TASK ITEM: Filter the listing below, keeping only the lines with the word "team".

MATERIAL FOR THIS EXERCISE:
──────────
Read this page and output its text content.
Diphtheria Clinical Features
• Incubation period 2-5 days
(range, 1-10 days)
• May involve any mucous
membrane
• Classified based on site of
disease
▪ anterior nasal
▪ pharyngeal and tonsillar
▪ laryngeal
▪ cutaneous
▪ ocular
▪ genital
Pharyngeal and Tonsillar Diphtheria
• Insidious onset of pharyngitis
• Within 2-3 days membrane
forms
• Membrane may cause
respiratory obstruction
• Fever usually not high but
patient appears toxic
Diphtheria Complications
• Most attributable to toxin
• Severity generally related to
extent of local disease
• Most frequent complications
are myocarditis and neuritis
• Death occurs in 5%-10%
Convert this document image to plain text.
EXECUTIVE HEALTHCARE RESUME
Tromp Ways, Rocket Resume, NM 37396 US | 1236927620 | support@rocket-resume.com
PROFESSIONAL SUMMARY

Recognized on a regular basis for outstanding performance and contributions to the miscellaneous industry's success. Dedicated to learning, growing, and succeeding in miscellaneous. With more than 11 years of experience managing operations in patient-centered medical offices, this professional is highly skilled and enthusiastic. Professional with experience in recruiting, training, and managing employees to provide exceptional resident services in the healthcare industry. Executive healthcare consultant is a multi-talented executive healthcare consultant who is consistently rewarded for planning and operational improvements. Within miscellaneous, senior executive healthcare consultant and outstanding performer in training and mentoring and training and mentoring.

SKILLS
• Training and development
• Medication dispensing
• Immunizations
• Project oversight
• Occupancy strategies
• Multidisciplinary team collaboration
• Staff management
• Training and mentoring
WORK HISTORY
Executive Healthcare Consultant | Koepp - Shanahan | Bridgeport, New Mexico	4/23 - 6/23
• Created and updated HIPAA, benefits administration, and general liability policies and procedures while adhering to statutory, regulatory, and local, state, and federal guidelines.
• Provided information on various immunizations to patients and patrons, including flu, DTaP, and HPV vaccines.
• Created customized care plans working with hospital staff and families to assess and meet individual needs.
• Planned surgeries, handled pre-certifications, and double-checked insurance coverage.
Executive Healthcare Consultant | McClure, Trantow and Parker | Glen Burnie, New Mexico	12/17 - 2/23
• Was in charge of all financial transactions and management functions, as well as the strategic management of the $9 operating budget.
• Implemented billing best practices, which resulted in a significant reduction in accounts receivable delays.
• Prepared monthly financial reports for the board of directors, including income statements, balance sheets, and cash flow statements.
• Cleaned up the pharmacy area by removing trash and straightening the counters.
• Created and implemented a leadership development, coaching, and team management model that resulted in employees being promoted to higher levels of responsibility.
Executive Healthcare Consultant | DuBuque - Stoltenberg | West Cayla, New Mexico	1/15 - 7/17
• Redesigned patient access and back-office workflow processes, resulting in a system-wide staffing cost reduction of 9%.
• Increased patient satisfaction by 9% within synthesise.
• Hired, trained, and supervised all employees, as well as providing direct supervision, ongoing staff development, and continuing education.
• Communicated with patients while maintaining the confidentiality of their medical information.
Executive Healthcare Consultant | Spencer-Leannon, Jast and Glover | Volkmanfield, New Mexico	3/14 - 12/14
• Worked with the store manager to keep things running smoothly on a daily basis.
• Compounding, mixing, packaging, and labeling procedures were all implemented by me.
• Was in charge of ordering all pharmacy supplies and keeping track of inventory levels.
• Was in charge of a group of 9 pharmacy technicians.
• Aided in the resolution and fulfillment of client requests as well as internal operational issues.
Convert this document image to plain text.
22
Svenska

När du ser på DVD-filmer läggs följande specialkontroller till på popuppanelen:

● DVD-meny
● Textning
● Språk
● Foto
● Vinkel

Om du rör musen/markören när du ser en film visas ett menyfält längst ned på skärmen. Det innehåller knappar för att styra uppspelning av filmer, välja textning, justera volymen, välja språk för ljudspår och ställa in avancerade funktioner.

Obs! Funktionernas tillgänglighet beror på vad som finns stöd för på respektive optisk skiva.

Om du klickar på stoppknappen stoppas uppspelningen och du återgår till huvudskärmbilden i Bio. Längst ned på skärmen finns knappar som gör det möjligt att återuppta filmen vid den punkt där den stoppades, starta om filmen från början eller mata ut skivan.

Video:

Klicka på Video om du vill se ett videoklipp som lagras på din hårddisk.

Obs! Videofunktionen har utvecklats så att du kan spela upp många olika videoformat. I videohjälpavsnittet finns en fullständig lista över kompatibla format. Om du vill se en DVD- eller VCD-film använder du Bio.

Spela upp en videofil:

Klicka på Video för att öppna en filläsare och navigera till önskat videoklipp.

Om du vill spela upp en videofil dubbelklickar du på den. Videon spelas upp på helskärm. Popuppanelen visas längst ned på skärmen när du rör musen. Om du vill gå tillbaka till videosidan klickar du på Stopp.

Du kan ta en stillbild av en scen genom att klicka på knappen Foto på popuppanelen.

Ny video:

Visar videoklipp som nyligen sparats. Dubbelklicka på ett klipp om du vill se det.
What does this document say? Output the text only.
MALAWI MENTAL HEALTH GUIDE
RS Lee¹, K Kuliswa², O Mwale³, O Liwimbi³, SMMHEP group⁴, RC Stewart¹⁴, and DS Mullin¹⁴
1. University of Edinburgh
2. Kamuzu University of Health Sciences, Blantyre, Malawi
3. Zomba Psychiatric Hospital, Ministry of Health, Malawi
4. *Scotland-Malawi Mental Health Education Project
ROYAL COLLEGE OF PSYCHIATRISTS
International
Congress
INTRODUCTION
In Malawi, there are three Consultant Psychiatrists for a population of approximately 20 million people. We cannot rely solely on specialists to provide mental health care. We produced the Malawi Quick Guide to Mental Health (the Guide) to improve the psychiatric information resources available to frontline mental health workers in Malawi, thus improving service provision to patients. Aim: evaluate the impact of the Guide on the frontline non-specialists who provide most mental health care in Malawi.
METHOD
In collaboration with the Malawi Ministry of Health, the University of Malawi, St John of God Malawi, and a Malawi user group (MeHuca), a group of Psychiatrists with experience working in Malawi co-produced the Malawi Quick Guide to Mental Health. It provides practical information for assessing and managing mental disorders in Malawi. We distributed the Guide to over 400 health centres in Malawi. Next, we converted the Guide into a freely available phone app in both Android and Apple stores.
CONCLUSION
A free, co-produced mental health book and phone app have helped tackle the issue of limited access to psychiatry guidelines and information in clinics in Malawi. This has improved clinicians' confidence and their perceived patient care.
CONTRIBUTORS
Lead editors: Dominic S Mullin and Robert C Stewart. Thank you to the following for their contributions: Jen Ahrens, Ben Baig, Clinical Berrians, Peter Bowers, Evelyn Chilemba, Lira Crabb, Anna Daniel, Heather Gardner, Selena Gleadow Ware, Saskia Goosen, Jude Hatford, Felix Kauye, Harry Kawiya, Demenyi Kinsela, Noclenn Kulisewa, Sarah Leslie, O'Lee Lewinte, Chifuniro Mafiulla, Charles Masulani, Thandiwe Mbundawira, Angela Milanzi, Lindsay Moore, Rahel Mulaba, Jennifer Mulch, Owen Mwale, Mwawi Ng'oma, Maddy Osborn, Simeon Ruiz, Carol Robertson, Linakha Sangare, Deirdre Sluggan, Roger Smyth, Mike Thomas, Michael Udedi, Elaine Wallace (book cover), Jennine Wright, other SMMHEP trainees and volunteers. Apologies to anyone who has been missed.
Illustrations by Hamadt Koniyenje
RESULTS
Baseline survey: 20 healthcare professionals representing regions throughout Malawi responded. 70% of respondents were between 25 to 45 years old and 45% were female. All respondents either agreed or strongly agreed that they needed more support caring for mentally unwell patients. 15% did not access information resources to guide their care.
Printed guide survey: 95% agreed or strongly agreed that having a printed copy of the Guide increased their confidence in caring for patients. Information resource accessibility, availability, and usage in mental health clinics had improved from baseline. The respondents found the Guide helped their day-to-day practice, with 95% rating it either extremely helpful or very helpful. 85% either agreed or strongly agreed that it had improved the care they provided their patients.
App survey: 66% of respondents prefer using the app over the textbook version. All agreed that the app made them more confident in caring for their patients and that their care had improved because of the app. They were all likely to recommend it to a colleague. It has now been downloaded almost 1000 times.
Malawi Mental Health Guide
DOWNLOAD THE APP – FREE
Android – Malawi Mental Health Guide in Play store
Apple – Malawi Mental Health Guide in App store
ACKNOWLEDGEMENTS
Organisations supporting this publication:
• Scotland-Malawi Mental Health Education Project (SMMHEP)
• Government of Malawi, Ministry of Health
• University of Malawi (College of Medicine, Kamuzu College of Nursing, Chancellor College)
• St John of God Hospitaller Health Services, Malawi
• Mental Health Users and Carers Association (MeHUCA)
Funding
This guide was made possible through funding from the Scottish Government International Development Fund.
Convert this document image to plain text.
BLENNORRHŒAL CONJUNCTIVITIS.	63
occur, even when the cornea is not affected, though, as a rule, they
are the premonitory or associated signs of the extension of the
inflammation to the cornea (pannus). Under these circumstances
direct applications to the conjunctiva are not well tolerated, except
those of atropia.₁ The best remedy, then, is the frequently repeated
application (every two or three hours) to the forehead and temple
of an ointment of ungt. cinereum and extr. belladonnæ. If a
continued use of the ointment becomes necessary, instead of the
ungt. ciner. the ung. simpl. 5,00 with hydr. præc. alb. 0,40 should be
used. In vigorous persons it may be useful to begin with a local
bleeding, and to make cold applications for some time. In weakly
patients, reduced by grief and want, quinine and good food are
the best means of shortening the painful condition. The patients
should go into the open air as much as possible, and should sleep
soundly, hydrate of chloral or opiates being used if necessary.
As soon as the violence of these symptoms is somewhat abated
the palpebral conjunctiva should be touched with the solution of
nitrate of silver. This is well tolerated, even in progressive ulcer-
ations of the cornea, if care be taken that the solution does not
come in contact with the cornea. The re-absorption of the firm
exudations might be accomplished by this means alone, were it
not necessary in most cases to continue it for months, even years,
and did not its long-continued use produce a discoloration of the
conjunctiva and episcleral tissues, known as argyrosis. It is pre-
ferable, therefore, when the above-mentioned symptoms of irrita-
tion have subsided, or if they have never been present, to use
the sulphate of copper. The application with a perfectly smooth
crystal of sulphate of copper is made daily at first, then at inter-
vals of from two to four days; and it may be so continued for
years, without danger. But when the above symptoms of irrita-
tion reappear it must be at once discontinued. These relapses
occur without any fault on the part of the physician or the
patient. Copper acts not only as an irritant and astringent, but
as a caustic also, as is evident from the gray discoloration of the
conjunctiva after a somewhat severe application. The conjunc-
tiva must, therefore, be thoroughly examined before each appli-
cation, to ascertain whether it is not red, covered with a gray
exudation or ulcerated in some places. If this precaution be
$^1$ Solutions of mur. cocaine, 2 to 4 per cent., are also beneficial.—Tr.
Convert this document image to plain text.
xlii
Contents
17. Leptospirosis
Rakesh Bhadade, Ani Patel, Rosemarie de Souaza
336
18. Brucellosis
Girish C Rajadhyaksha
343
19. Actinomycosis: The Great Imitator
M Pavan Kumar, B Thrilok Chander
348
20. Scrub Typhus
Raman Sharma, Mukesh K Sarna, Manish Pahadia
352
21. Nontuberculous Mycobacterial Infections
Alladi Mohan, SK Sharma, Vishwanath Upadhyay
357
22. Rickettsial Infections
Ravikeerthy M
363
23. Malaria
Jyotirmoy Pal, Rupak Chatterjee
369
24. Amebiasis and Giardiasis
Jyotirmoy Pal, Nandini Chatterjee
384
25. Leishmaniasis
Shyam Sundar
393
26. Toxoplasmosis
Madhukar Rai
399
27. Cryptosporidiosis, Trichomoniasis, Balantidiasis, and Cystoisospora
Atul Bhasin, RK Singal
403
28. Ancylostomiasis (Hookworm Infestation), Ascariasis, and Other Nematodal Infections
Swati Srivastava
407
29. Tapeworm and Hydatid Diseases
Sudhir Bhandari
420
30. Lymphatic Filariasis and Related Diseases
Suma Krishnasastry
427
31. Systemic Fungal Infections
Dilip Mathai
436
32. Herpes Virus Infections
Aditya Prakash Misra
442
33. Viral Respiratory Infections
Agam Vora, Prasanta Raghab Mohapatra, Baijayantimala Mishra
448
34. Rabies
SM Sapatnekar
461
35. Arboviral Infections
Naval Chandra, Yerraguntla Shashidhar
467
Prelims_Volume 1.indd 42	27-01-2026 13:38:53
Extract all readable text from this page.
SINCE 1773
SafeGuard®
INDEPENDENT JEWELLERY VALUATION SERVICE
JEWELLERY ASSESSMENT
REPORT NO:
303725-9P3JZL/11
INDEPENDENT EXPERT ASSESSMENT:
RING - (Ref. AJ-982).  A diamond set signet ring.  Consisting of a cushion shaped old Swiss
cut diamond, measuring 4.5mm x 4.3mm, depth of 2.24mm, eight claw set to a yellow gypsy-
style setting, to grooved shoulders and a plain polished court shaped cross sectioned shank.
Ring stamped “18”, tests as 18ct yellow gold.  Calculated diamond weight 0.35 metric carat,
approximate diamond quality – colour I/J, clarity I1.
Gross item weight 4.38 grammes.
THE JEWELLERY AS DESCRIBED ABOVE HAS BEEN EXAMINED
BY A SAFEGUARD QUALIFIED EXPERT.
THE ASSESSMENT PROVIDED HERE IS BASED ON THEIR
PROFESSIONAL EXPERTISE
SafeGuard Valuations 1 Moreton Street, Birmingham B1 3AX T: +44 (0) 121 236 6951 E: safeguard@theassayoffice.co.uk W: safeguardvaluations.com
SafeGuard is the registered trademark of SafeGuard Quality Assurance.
──────────
YOUR RESPONSE:
• Multidisciplinary team collaboration
• Created and implemented a leadership development, coaching, and team management model that resulted in employees being promoted to higher levels of responsibility.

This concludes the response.